Task description:
Copy every entry exactly as given, minus the images.

Source data:
____________________
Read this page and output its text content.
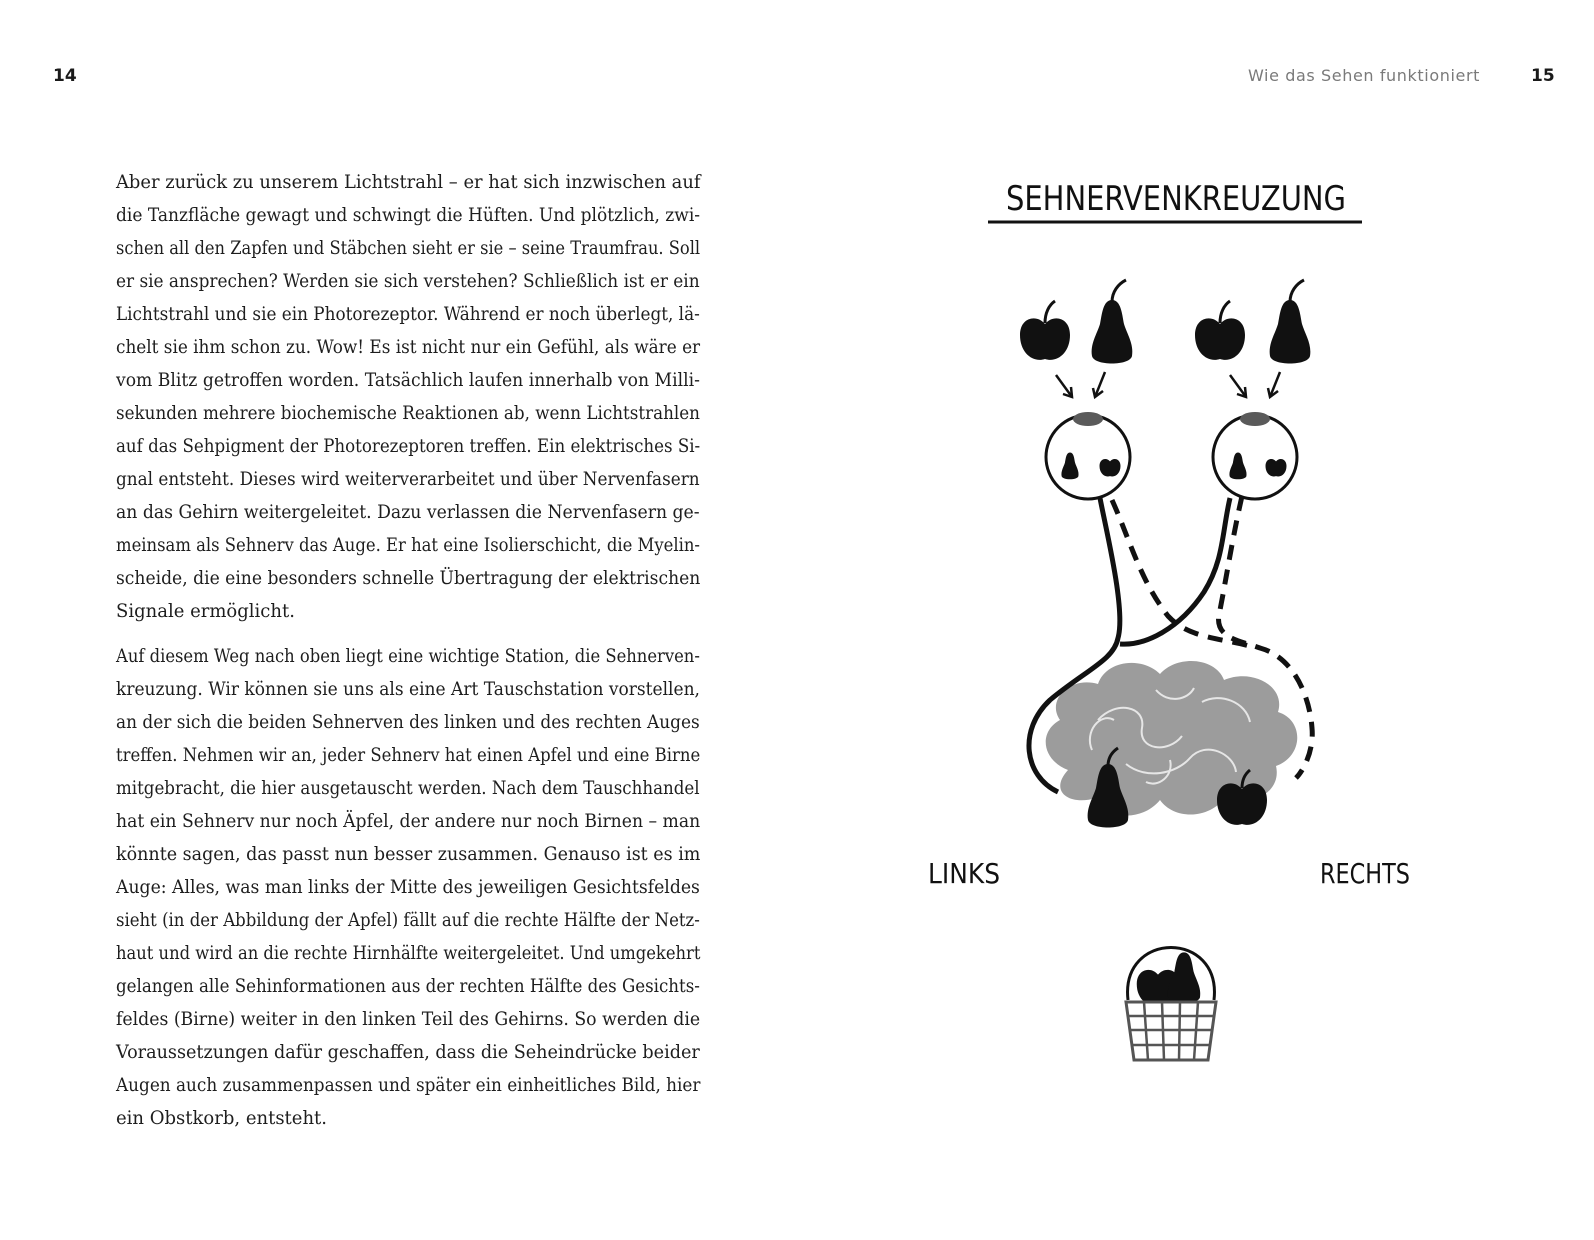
14	Wie das Sehen funktioniert	15

Aber zurück zu unserem Lichtstrahl – er hat sich inzwischen auf
die Tanzfläche gewagt und schwingt die Hüften. Und plötzlich, zwi-
schen all den Zapfen und Stäbchen sieht er sie – seine Traumfrau. Soll
er sie ansprechen? Werden sie sich verstehen? Schließlich ist er ein
Lichtstrahl und sie ein Photorezeptor. Während er noch überlegt, lä-
chelt sie ihm schon zu. Wow! Es ist nicht nur ein Gefühl, als wäre er
vom Blitz getroffen worden. Tatsächlich laufen innerhalb von Milli-
sekunden mehrere biochemische Reaktionen ab, wenn Lichtstrahlen
auf das Sehpigment der Photorezeptoren treffen. Ein elektrisches Si-
gnal entsteht. Dieses wird weiterverarbeitet und über Nervenfasern
an das Gehirn weitergeleitet. Dazu verlassen die Nervenfasern ge-
meinsam als Sehnerv das Auge. Er hat eine Isolierschicht, die Myelin-
scheide, die eine besonders schnelle Übertragung der elektrischen
Signale ermöglicht.

Auf diesem Weg nach oben liegt eine wichtige Station, die Sehnerven-
kreuzung. Wir können sie uns als eine Art Tauschstation vorstellen,
an der sich die beiden Sehnerven des linken und des rechten Auges
treffen. Nehmen wir an, jeder Sehnerv hat einen Apfel und eine Birne
mitgebracht, die hier ausgetauscht werden. Nach dem Tauschhandel
hat ein Sehnerv nur noch Äpfel, der andere nur noch Birnen – man
könnte sagen, das passt nun besser zusammen. Genauso ist es im
Auge: Alles, was man links der Mitte des jeweiligen Gesichtsfeldes
sieht (in der Abbildung der Apfel) fällt auf die rechte Hälfte der Netz-
haut und wird an die rechte Hirnhälfte weitergeleitet. Und umgekehrt
gelangen alle Sehinformationen aus der rechten Hälfte des Gesichts-
feldes (Birne) weiter in den linken Teil des Gehirns. So werden die
Voraussetzungen dafür geschaffen, dass die Seheindrücke beider
Augen auch zusammenpassen und später ein einheitliches Bild, hier
ein Obstkorb, entsteht.

SEHNERVENKREUZUNG
LINKS	RECHTS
____________________
Output below:
Read this page and output its text content.
14	Wie das Sehen funktioniert	15

Aber zurück zu unserem Lichtstrahl – er hat sich inzwischen auf
die Tanzfläche gewagt und schwingt die Hüften. Und plötzlich, zwi-
schen all den Zapfen und Stäbchen sieht er sie – seine Traumfrau. Soll
er sie ansprechen? Werden sie sich verstehen? Schließlich ist er ein
Lichtstrahl und sie ein Photorezeptor. Während er noch überlegt, lä-
chelt sie ihm schon zu. Wow! Es ist nicht nur ein Gefühl, als wäre er
vom Blitz getroffen worden. Tatsächlich laufen innerhalb von Milli-
sekunden mehrere biochemische Reaktionen ab, wenn Lichtstrahlen
auf das Sehpigment der Photorezeptoren treffen. Ein elektrisches Si-
gnal entsteht. Dieses wird weiterverarbeitet und über Nervenfasern
an das Gehirn weitergeleitet. Dazu verlassen die Nervenfasern ge-
meinsam als Sehnerv das Auge. Er hat eine Isolierschicht, die Myelin-
scheide, die eine besonders schnelle Übertragung der elektrischen
Signale ermöglicht.

Auf diesem Weg nach oben liegt eine wichtige Station, die Sehnerven-
kreuzung. Wir können sie uns als eine Art Tauschstation vorstellen,
an der sich die beiden Sehnerven des linken und des rechten Auges
treffen. Nehmen wir an, jeder Sehnerv hat einen Apfel und eine Birne
mitgebracht, die hier ausgetauscht werden. Nach dem Tauschhandel
hat ein Sehnerv nur noch Äpfel, der andere nur noch Birnen – man
könnte sagen, das passt nun besser zusammen. Genauso ist es im
Auge: Alles, was man links der Mitte des jeweiligen Gesichtsfeldes
sieht (in der Abbildung der Apfel) fällt auf die rechte Hälfte der Netz-
haut und wird an die rechte Hirnhälfte weitergeleitet. Und umgekehrt
gelangen alle Sehinformationen aus der rechten Hälfte des Gesichts-
feldes (Birne) weiter in den linken Teil des Gehirns. So werden die
Voraussetzungen dafür geschaffen, dass die Seheindrücke beider
Augen auch zusammenpassen und später ein einheitliches Bild, hier
ein Obstkorb, entsteht.

SEHNERVENKREUZUNG
LINKS	RECHTS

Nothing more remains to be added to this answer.